Data entries for graphics
***

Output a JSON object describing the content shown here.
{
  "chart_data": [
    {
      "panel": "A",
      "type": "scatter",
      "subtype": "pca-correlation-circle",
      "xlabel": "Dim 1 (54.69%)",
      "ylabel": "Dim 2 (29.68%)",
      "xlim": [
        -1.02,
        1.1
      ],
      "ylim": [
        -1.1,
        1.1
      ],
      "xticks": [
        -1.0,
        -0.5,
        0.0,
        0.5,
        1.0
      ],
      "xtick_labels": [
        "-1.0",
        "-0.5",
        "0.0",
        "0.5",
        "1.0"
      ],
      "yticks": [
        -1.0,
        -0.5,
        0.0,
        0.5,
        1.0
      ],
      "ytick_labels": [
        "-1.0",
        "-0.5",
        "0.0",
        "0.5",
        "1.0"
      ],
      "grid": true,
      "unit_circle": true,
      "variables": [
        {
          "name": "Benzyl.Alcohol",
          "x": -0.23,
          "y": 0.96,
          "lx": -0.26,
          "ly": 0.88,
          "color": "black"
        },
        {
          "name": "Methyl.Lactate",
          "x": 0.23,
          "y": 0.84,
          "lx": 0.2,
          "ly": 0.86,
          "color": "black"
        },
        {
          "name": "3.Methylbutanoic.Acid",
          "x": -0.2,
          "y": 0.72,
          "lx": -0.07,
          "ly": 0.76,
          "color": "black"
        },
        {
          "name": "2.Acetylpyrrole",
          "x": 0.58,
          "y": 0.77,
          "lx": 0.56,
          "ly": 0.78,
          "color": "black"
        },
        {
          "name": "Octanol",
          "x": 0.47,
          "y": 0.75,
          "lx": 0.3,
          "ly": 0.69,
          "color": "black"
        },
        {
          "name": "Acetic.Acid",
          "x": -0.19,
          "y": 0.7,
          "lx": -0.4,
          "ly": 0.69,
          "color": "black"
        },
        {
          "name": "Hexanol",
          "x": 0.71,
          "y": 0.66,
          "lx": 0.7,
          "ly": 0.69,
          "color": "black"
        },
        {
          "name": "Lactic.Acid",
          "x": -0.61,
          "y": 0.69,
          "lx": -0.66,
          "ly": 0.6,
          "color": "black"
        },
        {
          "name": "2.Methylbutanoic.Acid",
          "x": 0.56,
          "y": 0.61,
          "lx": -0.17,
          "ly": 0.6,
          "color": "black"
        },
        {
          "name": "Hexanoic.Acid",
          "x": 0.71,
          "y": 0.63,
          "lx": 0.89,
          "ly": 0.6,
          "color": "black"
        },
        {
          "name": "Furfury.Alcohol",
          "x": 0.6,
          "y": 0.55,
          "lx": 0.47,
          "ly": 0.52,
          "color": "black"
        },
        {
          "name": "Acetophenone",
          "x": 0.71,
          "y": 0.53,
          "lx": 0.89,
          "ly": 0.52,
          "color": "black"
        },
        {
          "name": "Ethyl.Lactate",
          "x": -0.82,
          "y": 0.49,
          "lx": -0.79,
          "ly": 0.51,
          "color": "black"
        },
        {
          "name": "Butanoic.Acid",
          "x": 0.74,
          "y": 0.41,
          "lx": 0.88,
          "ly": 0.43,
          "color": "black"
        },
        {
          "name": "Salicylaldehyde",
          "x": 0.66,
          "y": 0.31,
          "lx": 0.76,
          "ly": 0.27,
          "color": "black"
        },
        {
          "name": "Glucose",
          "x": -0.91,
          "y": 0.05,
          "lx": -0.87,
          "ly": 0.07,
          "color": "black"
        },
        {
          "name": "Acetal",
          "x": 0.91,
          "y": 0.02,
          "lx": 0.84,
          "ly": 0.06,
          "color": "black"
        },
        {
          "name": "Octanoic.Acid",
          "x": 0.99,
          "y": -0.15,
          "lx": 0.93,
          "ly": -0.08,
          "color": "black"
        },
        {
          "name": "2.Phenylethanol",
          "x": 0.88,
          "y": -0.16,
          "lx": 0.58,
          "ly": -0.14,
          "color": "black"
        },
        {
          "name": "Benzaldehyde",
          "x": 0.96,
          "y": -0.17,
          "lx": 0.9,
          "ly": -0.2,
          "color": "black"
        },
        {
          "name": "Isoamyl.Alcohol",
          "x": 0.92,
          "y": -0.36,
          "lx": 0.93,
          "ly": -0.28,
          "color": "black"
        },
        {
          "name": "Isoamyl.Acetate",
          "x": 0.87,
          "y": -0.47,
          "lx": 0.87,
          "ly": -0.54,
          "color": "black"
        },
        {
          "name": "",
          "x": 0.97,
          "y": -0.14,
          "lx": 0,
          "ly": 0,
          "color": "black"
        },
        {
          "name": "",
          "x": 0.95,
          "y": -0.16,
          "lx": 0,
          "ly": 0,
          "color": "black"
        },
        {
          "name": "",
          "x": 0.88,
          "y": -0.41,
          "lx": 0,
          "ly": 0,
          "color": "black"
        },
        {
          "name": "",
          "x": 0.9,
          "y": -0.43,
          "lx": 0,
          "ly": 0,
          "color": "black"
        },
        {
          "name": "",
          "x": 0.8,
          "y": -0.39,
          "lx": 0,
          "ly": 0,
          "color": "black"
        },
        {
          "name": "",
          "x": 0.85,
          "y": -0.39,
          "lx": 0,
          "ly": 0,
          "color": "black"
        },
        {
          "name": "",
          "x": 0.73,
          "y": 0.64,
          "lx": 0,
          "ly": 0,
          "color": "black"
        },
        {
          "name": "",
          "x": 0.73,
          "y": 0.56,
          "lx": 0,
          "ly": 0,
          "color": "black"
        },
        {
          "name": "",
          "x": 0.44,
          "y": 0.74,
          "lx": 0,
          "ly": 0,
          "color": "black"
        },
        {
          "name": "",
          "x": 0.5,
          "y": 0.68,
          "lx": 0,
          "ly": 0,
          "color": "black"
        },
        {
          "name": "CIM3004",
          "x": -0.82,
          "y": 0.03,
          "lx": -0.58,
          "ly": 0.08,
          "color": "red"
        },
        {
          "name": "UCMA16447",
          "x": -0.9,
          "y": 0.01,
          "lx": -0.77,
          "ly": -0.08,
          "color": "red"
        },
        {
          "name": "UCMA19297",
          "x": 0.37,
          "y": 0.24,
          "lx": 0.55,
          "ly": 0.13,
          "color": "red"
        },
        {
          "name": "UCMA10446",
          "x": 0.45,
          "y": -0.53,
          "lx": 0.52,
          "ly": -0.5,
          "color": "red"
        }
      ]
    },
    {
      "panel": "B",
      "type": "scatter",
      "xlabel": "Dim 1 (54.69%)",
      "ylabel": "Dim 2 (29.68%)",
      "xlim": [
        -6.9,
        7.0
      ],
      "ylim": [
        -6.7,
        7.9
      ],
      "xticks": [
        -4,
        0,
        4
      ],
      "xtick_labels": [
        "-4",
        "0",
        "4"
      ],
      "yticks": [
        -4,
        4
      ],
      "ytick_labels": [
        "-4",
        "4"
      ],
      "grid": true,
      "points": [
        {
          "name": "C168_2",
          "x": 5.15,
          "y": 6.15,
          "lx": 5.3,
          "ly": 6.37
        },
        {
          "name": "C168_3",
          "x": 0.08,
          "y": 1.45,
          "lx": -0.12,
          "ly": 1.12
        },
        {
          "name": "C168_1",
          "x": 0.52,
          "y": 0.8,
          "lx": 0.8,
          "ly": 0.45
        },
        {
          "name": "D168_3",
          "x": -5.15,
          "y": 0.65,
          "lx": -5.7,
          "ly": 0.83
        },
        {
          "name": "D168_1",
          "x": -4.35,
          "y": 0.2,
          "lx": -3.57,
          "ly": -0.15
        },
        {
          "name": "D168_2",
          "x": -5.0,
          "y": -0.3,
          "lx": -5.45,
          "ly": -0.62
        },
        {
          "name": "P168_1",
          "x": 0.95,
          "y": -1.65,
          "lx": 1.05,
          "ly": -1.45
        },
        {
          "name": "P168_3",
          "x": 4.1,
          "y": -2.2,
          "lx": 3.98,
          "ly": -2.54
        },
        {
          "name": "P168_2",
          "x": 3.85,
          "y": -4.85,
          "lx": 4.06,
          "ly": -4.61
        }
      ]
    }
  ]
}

***

• [Written exercise] Find each line holding the string "Acid" and copy it out.

• [Task response]
          "name": "3.Methylbutanoic.Acid",
          "name": "Acetic.Acid",
          "name": "Lactic.Acid",
          "name": "2.Methylbutanoic.Acid",
          "name": "Hexanoic.Acid",
          "name": "Butanoic.Acid",
          "name": "Octanoic.Acid",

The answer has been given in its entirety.